## Set task
Scan the material below for lines with the word "xlabel" and report how many there are, with nothing added.

## Material provided
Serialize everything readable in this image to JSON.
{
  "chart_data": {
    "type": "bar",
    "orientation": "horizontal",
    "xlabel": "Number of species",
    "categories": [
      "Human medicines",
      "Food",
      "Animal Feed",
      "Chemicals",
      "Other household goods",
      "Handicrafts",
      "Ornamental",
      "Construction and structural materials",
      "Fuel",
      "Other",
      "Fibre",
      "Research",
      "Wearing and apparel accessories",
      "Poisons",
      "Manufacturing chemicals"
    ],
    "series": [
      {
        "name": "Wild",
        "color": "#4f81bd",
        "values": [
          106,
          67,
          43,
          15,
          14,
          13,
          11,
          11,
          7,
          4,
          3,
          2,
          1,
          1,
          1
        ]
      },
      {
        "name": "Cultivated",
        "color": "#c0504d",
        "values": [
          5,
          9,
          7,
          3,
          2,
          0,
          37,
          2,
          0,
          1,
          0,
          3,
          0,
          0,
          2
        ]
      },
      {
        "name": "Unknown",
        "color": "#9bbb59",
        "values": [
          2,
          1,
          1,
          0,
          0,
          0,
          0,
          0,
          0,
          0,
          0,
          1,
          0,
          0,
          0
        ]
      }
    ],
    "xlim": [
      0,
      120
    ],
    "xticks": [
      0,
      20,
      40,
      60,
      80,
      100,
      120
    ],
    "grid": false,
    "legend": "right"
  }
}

* * *

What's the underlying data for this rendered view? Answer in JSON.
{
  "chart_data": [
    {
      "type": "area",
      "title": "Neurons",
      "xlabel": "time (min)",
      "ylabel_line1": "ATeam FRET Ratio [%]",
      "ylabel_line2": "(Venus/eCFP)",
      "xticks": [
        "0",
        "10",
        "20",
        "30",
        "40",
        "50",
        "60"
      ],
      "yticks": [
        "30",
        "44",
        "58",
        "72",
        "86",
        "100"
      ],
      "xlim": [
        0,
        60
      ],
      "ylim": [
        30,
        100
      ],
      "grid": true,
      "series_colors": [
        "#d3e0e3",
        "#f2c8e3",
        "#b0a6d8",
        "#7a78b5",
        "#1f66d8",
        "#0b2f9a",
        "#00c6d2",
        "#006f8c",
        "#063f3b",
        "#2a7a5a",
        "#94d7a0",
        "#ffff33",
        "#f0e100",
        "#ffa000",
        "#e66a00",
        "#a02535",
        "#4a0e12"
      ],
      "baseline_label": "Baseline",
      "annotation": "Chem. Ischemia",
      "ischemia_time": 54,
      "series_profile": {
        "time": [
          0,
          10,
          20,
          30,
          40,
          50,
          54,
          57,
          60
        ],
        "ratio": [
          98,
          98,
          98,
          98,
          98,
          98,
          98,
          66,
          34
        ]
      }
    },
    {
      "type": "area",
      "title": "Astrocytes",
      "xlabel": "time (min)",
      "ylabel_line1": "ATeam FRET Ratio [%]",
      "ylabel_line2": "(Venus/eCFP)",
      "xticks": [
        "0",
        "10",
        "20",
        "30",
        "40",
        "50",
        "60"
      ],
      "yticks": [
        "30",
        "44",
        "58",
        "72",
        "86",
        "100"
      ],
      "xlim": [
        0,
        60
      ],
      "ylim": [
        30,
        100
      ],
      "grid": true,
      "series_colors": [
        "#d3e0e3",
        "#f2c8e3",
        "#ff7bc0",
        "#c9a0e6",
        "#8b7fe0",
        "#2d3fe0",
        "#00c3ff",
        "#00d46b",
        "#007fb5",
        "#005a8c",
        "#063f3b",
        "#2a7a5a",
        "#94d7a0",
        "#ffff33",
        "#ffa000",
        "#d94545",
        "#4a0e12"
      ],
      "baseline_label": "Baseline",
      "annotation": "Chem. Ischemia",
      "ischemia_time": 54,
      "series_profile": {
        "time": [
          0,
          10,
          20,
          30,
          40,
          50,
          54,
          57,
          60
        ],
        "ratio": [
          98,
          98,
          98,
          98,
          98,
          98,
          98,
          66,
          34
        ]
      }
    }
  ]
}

---

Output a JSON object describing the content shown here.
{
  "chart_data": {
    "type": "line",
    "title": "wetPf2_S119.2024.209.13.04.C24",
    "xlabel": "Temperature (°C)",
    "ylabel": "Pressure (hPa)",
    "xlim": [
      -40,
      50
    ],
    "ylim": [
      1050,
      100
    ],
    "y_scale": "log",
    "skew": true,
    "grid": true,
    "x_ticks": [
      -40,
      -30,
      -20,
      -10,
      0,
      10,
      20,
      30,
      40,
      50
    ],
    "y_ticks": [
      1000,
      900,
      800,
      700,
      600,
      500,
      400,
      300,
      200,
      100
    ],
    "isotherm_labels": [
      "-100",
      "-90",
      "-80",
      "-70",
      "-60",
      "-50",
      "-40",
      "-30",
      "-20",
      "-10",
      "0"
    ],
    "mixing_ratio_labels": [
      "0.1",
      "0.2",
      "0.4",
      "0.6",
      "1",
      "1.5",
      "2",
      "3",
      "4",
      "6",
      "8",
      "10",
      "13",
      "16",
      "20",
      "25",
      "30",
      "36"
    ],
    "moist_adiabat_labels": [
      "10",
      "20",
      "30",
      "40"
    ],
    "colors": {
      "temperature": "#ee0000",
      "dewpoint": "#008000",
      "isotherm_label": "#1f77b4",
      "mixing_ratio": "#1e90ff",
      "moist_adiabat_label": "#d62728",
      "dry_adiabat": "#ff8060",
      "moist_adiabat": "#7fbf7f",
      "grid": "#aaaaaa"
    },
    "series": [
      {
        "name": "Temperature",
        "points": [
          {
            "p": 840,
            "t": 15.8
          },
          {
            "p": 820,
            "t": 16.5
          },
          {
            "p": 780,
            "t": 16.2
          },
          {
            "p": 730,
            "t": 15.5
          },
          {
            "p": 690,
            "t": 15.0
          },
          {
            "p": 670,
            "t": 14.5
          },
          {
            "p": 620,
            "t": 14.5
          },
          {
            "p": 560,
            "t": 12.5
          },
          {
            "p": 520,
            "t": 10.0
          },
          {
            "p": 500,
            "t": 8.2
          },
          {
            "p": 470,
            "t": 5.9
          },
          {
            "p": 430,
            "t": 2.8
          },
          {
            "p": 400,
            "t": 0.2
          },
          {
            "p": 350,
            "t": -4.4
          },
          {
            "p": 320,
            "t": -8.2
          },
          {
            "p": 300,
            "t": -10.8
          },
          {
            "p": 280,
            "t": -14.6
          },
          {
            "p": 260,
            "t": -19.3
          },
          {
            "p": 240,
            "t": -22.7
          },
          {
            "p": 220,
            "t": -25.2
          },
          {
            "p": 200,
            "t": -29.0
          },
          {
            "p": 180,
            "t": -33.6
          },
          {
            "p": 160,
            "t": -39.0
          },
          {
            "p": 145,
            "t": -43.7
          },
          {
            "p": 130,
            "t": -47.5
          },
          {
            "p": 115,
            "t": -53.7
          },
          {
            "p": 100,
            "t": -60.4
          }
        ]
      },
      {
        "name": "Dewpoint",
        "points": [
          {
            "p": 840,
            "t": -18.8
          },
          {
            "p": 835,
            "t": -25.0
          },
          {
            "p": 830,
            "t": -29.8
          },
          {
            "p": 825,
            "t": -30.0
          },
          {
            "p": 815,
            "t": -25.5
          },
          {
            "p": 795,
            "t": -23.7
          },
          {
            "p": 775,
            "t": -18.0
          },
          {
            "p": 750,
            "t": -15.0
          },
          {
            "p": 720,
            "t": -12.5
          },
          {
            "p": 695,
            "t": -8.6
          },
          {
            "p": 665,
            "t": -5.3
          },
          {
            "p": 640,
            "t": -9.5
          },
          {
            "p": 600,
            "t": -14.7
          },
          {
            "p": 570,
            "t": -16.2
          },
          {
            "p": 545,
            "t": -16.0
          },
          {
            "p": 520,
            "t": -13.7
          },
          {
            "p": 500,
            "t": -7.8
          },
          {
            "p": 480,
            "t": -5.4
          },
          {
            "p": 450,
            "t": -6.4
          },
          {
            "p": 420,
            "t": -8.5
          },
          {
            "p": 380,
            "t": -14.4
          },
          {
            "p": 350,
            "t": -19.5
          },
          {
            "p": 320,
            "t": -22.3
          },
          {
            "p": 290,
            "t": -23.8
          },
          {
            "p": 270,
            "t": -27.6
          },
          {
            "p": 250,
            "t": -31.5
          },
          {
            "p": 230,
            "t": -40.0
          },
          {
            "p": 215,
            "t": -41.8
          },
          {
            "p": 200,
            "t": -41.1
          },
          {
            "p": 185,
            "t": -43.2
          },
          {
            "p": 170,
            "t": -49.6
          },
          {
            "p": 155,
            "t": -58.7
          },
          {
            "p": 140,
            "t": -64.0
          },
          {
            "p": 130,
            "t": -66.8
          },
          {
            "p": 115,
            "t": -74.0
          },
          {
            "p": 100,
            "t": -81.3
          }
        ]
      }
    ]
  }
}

## Result
4